EXERCISE BRIEF: Reply with one number: the count of lines in the data that hold the string "products".

RECORDED DATA:
● ● ● ● ●

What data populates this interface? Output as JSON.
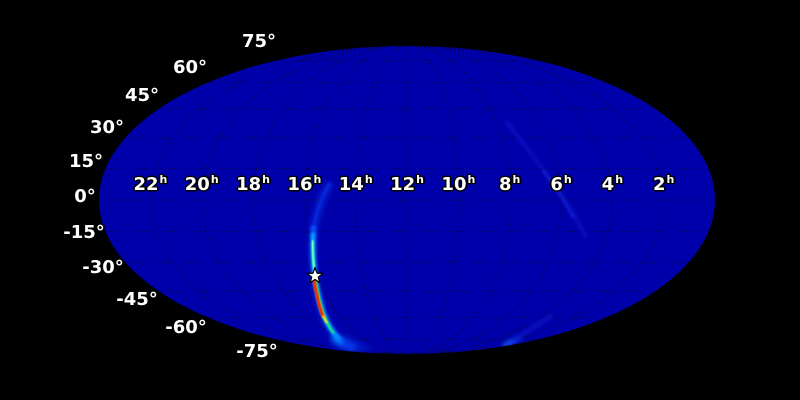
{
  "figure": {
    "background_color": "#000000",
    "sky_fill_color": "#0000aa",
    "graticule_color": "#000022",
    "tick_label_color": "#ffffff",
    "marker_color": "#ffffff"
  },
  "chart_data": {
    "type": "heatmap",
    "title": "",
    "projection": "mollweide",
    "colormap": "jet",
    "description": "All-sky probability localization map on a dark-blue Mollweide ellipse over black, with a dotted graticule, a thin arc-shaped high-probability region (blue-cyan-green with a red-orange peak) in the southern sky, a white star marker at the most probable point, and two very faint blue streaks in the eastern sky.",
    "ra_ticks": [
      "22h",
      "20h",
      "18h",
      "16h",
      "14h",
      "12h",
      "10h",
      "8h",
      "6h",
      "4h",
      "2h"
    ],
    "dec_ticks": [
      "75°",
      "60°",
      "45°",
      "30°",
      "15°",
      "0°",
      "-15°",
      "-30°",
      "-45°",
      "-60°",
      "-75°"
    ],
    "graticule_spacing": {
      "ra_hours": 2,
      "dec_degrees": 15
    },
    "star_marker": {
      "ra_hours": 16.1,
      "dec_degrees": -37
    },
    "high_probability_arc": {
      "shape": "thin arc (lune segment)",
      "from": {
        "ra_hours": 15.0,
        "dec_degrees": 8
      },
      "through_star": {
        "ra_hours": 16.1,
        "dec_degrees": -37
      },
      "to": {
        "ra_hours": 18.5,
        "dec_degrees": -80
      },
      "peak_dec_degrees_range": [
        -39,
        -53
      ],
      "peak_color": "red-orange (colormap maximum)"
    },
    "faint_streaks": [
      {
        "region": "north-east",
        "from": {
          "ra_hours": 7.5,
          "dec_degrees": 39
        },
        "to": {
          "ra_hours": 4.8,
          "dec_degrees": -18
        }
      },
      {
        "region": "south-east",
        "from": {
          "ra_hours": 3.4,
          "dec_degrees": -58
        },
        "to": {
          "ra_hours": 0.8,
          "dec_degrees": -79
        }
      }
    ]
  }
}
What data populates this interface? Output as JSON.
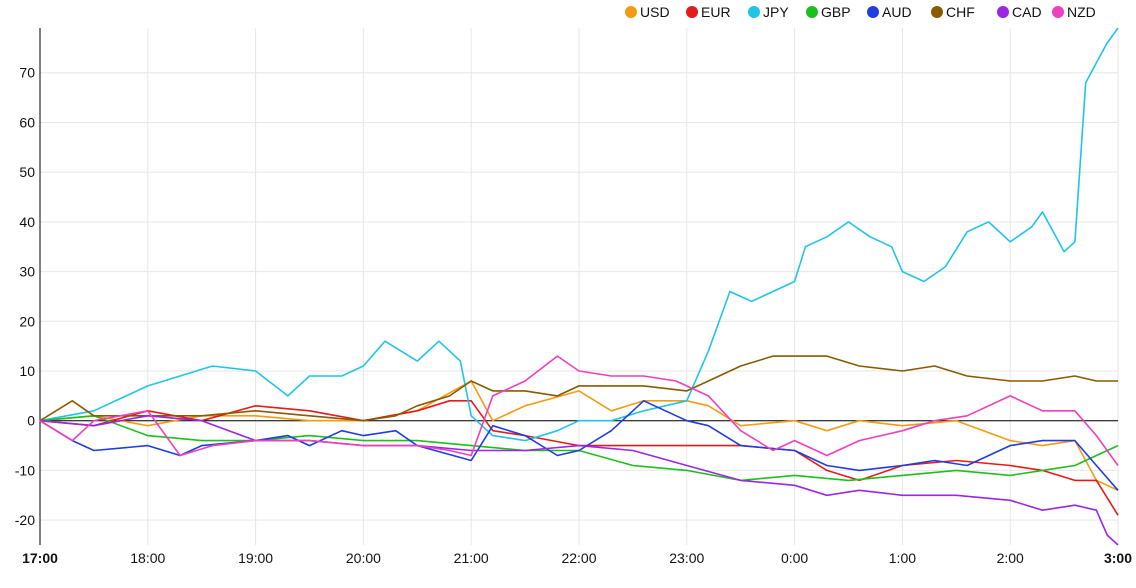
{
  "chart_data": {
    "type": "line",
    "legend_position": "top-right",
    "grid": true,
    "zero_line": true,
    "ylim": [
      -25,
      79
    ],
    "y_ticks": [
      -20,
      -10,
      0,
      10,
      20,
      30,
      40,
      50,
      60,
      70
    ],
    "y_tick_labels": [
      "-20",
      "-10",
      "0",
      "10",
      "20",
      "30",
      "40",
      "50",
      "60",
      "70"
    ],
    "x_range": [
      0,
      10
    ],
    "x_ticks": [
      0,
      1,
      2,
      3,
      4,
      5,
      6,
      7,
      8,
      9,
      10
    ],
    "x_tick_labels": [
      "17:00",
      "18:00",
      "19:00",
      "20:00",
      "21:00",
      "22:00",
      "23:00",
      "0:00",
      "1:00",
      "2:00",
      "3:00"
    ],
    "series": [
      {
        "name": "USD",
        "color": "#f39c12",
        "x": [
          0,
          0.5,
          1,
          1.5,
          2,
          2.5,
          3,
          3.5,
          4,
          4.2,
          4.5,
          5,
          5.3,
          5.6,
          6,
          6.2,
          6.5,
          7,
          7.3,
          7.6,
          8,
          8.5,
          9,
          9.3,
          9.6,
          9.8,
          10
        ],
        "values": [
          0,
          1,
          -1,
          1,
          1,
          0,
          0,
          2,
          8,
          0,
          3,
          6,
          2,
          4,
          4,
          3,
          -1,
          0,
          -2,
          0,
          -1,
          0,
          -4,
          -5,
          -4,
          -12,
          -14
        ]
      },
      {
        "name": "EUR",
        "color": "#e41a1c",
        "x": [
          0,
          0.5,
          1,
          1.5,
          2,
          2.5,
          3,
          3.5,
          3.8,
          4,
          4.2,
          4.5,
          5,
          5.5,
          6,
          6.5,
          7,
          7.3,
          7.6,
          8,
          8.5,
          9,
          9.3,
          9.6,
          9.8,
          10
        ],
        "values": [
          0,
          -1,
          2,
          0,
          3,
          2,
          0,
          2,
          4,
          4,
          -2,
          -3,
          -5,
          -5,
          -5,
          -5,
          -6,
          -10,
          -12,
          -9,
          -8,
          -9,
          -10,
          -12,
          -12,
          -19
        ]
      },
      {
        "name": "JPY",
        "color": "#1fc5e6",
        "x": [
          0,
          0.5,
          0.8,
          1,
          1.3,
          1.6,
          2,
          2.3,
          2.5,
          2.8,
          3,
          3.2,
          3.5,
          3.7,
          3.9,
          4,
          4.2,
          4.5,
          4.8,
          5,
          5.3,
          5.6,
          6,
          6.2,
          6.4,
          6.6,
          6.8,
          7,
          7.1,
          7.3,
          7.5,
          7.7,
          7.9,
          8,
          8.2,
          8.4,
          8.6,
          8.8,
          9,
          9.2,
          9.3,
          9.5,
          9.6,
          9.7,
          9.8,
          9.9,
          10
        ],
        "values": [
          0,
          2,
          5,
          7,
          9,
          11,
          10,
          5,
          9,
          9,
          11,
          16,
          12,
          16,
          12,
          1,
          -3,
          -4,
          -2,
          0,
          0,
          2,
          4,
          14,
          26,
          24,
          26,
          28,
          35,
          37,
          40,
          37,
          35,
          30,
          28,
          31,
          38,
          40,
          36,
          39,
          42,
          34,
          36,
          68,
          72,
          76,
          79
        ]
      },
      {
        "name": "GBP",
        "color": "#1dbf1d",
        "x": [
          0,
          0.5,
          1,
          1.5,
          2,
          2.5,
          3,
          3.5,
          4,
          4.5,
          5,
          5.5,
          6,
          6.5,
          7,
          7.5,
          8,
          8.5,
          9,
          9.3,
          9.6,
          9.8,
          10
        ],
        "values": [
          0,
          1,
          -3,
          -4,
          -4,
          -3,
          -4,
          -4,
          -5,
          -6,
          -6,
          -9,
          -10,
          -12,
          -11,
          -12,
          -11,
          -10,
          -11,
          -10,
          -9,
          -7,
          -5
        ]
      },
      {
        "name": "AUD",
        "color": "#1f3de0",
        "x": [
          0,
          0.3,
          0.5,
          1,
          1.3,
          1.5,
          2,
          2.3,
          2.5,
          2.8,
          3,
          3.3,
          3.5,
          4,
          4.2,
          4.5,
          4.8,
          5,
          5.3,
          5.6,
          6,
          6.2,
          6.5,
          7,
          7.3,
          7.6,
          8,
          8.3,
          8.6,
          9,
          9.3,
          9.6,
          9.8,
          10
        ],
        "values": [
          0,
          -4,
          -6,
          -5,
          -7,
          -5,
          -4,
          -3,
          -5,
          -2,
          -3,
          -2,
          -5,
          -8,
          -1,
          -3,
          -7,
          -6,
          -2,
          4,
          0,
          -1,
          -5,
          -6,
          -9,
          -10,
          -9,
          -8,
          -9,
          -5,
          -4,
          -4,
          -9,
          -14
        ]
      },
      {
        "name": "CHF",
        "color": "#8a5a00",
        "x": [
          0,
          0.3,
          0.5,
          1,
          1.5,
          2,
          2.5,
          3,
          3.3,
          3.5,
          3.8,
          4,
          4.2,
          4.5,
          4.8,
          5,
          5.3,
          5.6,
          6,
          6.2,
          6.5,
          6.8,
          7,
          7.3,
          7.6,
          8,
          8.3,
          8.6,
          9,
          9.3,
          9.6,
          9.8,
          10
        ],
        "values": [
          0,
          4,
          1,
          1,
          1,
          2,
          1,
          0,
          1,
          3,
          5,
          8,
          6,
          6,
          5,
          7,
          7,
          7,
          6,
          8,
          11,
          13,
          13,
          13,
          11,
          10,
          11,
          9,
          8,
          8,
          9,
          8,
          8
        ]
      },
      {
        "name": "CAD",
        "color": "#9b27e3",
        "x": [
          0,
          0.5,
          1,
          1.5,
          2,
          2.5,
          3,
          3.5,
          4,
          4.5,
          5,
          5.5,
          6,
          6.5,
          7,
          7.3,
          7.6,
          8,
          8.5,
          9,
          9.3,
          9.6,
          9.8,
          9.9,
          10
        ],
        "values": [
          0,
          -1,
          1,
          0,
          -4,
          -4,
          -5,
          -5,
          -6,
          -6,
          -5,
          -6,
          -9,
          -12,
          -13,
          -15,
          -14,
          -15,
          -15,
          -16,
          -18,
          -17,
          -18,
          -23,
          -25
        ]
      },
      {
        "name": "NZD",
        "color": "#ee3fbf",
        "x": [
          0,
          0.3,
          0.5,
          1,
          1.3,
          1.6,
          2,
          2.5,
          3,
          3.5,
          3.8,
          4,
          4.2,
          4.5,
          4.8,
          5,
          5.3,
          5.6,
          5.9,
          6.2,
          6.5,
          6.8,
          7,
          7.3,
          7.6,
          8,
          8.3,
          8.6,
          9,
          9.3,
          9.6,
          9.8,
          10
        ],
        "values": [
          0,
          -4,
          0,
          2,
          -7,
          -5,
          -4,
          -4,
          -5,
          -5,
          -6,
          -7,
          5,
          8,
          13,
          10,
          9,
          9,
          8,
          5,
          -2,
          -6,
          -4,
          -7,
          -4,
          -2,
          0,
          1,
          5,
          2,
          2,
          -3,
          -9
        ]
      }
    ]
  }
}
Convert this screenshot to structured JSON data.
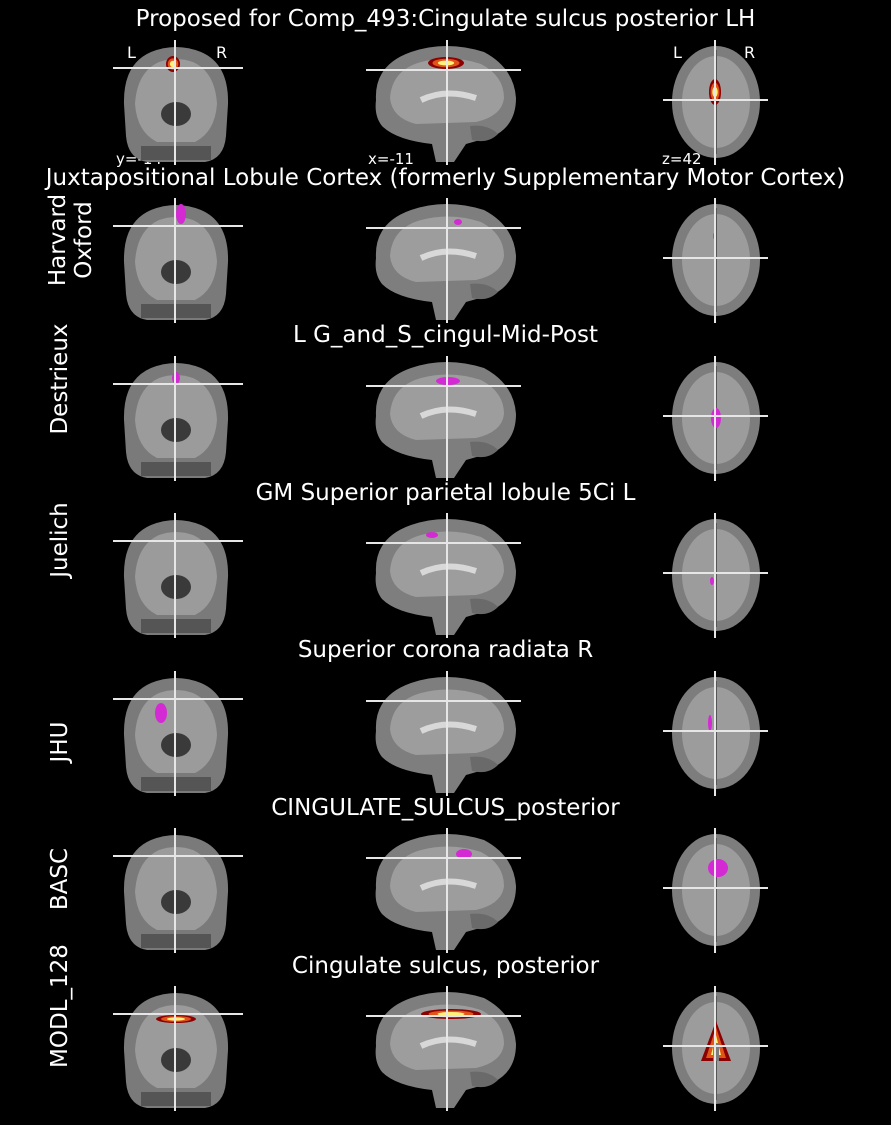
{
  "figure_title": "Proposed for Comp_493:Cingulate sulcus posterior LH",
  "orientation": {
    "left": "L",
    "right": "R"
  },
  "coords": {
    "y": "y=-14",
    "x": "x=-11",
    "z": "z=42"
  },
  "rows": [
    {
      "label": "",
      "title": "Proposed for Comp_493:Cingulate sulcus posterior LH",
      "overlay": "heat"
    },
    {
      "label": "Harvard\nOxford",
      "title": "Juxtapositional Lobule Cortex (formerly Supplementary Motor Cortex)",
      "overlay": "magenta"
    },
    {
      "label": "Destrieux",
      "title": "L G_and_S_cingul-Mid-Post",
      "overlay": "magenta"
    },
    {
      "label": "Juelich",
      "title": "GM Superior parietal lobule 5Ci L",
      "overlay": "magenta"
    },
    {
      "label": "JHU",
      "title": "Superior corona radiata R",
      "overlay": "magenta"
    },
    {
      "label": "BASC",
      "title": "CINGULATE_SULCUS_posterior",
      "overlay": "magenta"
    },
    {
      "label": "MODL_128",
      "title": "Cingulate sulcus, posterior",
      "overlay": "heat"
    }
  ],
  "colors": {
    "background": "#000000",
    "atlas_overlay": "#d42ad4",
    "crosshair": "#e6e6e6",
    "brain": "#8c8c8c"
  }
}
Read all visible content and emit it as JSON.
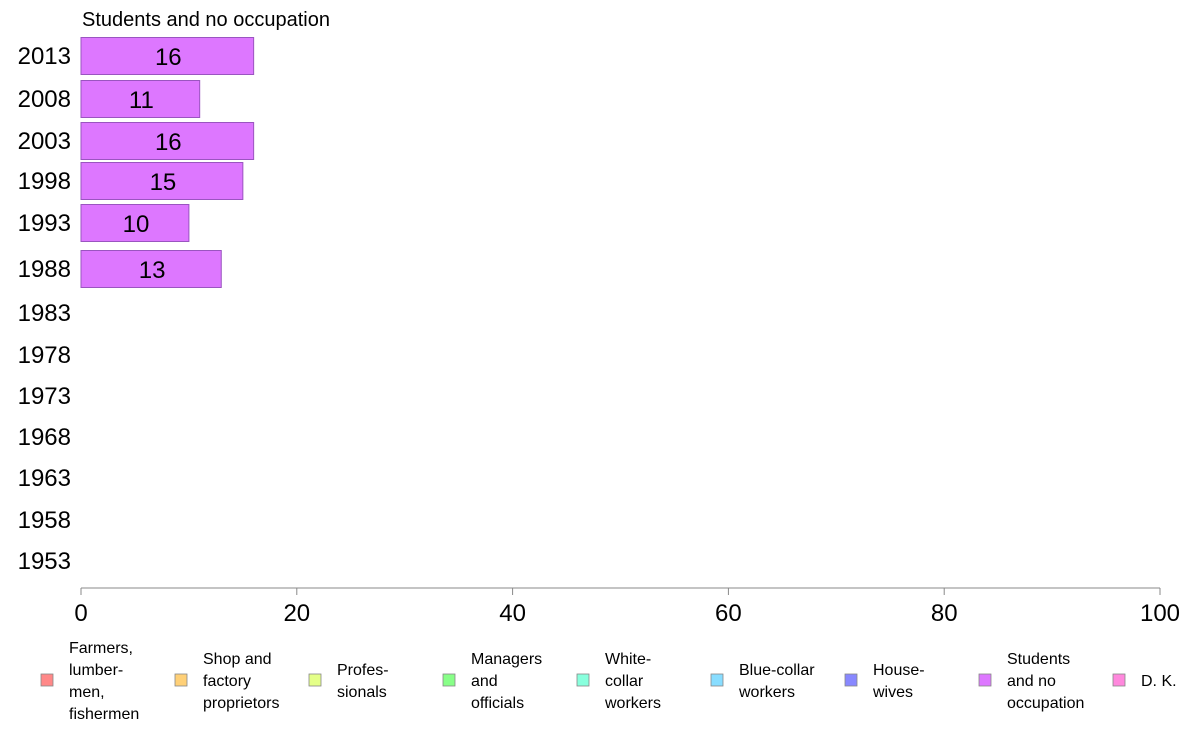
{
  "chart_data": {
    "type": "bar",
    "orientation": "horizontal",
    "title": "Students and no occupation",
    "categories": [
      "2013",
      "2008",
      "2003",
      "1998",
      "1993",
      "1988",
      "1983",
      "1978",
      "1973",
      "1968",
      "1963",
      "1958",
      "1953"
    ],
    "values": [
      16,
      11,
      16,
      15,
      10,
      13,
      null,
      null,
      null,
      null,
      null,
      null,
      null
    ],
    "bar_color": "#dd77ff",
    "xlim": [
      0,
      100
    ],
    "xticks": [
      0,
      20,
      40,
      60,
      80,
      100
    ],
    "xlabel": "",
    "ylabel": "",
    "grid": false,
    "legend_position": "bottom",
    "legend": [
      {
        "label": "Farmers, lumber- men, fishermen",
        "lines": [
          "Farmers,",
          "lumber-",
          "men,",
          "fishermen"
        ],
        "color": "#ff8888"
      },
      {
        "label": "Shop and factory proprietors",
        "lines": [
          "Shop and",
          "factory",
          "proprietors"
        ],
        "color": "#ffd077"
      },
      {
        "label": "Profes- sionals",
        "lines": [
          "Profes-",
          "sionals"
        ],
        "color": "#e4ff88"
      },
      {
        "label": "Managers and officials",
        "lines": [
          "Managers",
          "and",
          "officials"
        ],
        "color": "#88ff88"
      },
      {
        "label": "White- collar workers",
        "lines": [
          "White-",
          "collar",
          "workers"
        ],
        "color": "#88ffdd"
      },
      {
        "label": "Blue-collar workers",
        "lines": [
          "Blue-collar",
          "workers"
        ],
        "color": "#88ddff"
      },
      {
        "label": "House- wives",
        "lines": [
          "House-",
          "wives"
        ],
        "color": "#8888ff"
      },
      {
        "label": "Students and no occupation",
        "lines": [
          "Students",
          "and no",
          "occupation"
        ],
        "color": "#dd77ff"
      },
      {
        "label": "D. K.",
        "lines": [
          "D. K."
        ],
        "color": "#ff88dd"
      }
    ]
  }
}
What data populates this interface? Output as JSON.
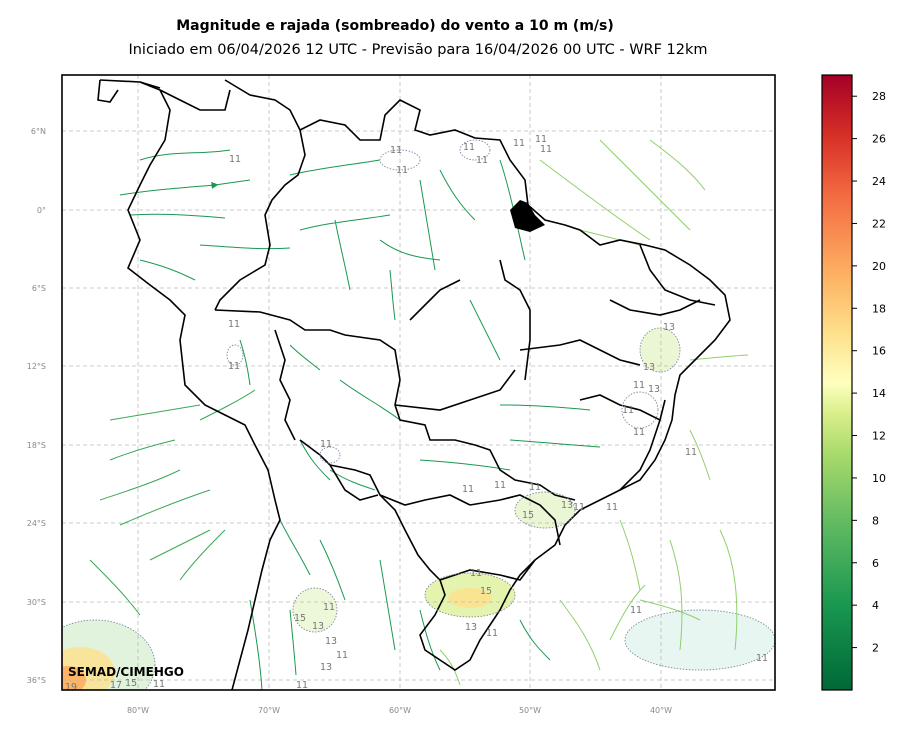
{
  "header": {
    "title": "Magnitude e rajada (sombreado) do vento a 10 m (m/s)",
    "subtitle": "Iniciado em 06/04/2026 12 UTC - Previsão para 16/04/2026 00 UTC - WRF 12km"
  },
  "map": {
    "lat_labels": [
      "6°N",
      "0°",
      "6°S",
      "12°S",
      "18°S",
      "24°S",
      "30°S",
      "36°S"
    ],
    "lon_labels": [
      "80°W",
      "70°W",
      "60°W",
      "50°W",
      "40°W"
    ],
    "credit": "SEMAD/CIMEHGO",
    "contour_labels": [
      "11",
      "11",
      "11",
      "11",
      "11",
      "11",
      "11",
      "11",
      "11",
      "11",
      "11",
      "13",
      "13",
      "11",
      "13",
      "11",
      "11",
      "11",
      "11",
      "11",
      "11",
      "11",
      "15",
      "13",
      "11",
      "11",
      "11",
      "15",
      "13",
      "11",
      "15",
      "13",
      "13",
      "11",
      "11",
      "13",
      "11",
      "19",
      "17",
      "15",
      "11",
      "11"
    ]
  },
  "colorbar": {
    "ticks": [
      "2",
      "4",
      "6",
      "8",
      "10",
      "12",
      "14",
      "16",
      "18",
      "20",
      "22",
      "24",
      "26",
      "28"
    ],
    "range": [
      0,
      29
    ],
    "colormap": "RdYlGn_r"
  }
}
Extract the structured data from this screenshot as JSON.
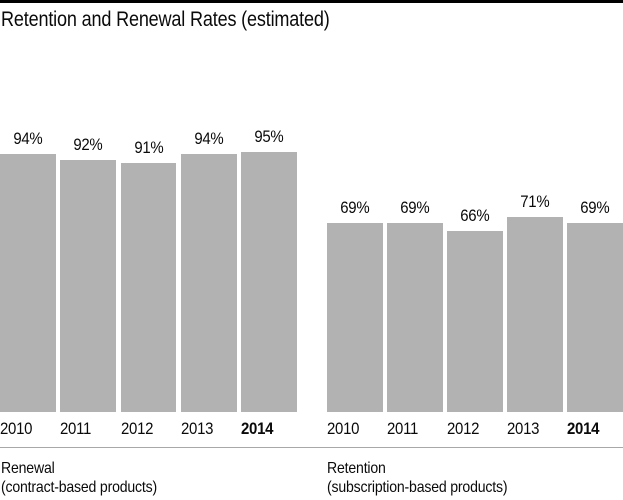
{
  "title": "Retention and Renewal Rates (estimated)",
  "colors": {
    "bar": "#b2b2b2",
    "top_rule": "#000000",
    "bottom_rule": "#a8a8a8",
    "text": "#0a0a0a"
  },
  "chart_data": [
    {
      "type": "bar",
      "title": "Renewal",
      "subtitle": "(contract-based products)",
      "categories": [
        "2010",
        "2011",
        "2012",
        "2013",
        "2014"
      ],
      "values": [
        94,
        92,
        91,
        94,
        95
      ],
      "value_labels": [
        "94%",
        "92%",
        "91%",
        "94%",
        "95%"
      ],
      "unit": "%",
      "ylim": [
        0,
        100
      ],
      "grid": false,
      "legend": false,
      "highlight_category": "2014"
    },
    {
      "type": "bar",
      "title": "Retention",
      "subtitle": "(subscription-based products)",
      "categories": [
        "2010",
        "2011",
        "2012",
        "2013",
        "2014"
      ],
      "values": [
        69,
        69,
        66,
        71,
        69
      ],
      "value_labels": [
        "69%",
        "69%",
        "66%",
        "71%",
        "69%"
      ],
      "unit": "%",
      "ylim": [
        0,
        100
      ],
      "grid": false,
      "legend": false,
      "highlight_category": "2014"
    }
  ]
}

● ● ● ● ●

ANSWER: 2